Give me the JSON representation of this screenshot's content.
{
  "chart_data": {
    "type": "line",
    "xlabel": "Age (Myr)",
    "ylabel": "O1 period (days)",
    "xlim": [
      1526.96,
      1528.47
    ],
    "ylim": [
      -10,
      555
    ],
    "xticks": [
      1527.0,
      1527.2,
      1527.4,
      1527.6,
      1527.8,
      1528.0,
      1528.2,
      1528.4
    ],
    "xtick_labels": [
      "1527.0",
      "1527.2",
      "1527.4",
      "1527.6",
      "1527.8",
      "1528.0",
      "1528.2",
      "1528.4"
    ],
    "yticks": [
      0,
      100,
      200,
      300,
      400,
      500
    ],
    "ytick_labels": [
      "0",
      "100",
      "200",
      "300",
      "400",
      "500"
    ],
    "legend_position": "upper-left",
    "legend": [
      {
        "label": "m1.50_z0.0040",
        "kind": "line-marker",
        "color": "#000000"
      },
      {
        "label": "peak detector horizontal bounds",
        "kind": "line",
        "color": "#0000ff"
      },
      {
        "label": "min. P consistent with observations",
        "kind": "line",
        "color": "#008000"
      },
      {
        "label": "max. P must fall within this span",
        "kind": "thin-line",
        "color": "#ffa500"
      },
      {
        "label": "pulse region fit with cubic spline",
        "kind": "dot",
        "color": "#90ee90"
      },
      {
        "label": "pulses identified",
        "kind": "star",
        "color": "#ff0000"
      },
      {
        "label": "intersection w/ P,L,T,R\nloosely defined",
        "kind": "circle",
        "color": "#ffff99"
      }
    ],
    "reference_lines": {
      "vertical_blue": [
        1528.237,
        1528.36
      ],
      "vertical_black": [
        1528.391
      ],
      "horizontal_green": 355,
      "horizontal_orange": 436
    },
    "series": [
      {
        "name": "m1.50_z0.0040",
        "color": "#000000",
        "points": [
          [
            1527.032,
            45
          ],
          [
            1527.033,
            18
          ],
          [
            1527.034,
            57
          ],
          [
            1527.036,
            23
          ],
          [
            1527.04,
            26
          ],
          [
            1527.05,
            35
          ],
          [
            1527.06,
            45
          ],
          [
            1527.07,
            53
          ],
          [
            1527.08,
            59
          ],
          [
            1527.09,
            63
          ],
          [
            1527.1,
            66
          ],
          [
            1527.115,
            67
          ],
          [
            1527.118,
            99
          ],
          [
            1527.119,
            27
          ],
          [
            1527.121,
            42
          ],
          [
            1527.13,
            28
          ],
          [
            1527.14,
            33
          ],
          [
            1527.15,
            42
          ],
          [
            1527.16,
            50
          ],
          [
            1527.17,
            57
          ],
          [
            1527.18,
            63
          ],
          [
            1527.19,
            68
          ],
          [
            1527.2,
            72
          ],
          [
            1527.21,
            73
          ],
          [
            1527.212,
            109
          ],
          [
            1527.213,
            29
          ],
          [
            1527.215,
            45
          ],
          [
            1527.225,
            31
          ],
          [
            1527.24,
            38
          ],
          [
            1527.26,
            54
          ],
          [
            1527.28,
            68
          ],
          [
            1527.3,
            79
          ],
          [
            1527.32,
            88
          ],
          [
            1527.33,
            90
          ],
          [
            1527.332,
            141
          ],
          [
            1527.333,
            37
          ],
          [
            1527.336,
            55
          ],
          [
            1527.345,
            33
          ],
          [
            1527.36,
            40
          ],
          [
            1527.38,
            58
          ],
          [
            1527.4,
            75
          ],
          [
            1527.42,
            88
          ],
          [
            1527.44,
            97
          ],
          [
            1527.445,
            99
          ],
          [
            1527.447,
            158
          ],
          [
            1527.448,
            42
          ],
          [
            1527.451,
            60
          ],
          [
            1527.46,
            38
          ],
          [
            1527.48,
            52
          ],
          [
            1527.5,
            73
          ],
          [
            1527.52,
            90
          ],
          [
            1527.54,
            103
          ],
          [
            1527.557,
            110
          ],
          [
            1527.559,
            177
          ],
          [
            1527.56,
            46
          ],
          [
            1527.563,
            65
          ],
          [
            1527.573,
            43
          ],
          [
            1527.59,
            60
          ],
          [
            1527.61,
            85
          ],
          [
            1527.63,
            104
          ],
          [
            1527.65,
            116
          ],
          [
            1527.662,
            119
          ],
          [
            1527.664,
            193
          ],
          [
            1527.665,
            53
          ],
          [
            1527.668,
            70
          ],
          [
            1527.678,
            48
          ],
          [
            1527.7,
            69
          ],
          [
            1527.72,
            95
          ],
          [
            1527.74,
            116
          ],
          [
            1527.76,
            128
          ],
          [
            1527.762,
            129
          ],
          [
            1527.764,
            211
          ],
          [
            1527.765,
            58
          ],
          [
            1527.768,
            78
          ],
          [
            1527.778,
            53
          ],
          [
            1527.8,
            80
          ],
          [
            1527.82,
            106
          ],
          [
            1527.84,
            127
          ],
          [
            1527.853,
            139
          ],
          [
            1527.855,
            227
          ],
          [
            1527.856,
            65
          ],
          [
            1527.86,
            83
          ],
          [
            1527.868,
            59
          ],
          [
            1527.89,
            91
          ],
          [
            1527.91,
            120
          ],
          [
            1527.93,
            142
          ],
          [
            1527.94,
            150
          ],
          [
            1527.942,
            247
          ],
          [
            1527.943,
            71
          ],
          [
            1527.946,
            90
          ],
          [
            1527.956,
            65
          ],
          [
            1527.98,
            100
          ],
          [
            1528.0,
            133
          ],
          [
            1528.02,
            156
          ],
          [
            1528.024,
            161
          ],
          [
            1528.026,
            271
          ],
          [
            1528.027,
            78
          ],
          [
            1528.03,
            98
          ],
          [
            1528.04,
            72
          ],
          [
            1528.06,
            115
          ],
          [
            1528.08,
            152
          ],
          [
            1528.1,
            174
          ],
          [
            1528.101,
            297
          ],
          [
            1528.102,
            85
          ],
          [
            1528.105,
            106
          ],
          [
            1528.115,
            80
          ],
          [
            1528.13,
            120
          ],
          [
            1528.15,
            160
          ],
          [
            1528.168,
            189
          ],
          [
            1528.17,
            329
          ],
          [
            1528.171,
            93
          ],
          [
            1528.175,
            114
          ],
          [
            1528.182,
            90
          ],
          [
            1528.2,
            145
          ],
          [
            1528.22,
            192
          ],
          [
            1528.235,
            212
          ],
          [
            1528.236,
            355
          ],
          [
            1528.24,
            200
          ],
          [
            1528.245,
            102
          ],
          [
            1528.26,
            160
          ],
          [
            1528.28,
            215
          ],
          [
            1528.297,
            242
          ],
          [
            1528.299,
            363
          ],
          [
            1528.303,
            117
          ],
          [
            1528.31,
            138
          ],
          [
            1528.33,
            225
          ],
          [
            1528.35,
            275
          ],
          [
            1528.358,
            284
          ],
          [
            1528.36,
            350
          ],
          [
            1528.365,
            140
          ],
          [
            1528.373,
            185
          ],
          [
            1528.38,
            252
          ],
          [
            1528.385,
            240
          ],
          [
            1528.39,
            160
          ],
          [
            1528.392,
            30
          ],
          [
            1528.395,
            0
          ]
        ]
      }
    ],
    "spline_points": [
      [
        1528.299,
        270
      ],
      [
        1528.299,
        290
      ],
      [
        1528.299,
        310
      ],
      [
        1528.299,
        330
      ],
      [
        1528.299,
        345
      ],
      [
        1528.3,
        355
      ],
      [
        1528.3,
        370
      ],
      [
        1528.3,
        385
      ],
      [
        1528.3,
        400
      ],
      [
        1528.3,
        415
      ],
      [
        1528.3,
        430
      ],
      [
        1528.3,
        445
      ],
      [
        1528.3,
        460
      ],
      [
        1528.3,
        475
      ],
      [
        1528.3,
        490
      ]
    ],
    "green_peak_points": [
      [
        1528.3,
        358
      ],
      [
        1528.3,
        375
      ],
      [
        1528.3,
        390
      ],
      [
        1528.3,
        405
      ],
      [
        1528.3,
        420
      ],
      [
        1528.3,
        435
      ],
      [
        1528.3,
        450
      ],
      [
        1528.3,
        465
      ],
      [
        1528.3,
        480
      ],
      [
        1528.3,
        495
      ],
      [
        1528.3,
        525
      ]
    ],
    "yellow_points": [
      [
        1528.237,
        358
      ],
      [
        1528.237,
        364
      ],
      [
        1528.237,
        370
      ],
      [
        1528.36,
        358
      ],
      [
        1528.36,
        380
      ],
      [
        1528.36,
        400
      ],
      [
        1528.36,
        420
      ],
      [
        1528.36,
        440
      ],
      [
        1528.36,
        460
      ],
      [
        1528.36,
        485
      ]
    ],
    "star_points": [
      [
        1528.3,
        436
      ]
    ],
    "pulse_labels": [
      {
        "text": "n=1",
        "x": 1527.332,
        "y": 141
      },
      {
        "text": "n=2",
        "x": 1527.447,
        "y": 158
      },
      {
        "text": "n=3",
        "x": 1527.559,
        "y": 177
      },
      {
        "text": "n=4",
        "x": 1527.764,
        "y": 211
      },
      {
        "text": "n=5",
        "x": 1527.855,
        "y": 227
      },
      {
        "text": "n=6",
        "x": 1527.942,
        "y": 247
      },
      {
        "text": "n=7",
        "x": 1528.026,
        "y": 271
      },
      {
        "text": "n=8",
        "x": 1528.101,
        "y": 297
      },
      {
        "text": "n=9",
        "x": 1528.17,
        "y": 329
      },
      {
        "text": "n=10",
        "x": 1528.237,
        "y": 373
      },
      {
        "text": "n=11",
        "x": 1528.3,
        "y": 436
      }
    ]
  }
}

==================================================

WHAT TO PRODUCE
Identify every line where the string "this" appears.

ANSWER
Give me the JSON representation of this screenshot's content.
        "label": "max. P must fall within this span",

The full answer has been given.